Problem: Reproduce all the entries exactly.

Collected data entries
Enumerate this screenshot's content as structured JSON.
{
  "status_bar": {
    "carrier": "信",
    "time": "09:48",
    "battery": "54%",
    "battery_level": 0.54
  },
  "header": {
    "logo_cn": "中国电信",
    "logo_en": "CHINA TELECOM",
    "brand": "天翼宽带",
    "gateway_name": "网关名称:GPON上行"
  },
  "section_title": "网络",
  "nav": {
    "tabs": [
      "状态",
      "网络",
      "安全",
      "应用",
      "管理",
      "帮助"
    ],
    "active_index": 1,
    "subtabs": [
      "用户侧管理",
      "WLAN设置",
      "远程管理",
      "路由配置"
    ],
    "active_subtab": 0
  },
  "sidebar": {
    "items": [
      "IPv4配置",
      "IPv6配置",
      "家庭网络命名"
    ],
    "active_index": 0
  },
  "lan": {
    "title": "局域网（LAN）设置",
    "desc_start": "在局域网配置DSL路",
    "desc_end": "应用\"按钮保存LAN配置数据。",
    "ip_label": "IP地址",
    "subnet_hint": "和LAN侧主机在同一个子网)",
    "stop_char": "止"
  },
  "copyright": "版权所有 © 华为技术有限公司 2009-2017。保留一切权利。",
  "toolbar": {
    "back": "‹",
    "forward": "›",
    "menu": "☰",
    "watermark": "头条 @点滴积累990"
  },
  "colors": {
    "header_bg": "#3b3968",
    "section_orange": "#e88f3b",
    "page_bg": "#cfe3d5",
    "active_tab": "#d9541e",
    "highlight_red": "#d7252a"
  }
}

In response:
Enumerate this screenshot's content as structured JSON.
{
  "status_bar": {
    "carrier": "信",
    "time": "09:48",
    "battery": "54%",
    "battery_level": 0.54
  },
  "header": {
    "logo_cn": "中国电信",
    "logo_en": "CHINA TELECOM",
    "brand": "天翼宽带",
    "gateway_name": "网关名称:GPON上行"
  },
  "section_title": "网络",
  "nav": {
    "tabs": [
      "状态",
      "网络",
      "安全",
      "应用",
      "管理",
      "帮助"
    ],
    "active_index": 1,
    "subtabs": [
      "用户侧管理",
      "WLAN设置",
      "远程管理",
      "路由配置"
    ],
    "active_subtab": 0
  },
  "sidebar": {
    "items": [
      "IPv4配置",
      "IPv6配置",
      "家庭网络命名"
    ],
    "active_index": 0
  },
  "lan": {
    "title": "局域网（LAN）设置",
    "desc_start": "在局域网配置DSL路",
    "desc_end": "应用\"按钮保存LAN配置数据。",
    "ip_label": "IP地址",
    "subnet_hint": "和LAN侧主机在同一个子网)",
    "stop_char": "止"
  },
  "copyright": "版权所有 © 华为技术有限公司 2009-2017。保留一切权利。",
  "toolbar": {
    "back": "‹",
    "forward": "›",
    "menu": "☰",
    "watermark": "头条 @点滴积累990"
  },
  "colors": {
    "header_bg": "#3b3968",
    "section_orange": "#e88f3b",
    "page_bg": "#cfe3d5",
    "active_tab": "#d9541e",
    "highlight_red": "#d7252a"
  }
}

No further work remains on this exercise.